- **Aim of the exercise**: Report how many lines hold the word "Index"; answer with the number alone.

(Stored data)
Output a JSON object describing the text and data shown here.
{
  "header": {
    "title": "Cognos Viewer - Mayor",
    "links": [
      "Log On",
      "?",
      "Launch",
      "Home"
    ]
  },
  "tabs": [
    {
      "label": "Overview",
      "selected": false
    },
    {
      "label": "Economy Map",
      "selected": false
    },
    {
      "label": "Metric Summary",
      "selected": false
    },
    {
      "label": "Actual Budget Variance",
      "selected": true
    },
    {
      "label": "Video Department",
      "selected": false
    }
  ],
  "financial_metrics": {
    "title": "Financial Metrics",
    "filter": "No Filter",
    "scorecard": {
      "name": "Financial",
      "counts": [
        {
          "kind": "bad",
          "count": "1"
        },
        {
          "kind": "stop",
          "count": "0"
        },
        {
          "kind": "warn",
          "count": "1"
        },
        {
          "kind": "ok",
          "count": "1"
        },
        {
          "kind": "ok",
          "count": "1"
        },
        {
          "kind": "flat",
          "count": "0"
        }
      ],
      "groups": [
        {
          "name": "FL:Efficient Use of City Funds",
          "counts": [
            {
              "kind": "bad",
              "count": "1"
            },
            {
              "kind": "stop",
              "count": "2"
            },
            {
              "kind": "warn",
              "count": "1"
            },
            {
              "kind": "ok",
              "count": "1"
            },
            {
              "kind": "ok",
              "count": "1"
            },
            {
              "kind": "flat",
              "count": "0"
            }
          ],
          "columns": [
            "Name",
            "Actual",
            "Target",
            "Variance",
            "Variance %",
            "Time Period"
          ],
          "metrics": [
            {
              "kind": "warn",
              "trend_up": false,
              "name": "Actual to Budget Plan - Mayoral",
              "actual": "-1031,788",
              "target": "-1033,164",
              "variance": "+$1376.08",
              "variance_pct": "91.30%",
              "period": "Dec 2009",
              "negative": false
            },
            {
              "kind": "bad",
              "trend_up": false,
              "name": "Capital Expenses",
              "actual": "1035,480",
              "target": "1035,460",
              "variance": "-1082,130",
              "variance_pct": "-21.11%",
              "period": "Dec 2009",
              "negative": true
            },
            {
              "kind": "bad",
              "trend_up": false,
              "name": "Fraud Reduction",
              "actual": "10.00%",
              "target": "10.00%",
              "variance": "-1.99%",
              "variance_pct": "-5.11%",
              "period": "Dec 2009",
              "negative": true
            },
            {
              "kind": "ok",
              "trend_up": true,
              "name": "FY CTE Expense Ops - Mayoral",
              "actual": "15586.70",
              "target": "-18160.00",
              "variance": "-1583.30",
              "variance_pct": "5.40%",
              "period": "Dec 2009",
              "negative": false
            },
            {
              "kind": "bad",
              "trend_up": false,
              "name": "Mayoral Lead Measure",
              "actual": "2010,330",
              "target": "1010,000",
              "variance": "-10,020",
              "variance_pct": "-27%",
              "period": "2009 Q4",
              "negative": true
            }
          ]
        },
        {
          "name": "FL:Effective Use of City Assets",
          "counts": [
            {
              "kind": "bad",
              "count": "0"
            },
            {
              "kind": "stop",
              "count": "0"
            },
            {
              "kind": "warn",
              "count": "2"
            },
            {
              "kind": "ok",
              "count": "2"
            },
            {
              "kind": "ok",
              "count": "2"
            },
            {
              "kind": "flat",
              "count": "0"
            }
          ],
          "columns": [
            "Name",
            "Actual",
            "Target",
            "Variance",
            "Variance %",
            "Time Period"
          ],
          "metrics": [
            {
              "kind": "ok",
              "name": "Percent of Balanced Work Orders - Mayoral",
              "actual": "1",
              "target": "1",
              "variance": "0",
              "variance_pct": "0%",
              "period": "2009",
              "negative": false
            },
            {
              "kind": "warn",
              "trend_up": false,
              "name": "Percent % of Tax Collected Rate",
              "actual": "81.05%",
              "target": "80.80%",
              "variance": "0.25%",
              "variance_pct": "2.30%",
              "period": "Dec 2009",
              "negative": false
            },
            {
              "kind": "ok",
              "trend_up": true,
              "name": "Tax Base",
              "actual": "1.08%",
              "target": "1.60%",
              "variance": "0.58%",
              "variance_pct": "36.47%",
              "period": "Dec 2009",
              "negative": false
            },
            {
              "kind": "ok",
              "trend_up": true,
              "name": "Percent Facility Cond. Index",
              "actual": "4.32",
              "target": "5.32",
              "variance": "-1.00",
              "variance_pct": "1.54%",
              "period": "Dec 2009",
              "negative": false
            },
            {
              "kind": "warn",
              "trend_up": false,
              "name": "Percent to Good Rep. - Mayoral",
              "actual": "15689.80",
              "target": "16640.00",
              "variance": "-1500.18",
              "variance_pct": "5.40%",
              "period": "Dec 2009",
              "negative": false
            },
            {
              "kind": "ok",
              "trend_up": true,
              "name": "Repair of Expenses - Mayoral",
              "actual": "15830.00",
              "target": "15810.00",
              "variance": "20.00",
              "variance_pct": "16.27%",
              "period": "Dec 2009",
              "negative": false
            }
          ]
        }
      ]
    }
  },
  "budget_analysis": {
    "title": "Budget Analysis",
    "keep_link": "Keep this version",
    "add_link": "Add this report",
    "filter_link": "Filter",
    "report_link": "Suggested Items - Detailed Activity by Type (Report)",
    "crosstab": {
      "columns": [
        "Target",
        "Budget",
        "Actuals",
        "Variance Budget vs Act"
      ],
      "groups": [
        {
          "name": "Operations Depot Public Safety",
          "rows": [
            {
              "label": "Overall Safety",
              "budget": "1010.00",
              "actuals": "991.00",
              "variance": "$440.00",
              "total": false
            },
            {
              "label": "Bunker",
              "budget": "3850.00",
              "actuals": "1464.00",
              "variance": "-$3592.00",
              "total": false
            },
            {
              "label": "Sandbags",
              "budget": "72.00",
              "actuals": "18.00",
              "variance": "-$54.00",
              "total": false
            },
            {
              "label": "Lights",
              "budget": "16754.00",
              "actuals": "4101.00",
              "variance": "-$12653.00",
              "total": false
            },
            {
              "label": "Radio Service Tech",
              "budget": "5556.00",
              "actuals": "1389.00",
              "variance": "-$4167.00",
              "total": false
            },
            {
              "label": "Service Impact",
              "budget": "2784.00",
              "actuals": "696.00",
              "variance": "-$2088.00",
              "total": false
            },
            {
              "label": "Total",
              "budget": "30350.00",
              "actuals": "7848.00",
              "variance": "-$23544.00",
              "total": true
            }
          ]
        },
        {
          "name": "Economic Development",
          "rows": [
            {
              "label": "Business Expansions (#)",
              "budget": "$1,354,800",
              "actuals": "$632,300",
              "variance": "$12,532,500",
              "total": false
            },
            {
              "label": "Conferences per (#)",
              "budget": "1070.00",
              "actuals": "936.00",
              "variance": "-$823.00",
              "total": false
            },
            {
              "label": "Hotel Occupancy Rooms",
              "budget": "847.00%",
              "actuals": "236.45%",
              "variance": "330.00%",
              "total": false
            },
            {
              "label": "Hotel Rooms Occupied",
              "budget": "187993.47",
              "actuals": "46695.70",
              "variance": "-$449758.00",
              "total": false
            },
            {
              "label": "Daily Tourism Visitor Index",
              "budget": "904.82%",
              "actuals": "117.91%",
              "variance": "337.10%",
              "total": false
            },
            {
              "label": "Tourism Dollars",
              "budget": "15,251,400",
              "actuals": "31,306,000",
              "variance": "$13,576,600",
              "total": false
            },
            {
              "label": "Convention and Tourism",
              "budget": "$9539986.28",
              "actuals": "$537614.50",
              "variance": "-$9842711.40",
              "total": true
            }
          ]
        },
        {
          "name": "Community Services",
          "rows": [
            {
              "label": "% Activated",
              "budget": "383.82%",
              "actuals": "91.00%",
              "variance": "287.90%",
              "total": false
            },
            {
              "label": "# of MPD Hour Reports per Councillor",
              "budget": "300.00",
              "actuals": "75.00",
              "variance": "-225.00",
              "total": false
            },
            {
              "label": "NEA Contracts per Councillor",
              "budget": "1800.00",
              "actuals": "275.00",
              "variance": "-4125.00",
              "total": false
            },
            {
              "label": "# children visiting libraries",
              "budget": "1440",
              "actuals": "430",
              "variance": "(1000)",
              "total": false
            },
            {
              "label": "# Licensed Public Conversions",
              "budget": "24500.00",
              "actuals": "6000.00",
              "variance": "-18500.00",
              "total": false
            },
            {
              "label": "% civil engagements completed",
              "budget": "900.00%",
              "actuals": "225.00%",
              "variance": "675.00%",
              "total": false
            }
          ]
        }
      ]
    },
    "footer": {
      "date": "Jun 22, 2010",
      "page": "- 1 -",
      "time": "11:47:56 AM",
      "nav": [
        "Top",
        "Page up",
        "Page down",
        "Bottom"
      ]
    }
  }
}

- **Answer for this exercise**: 2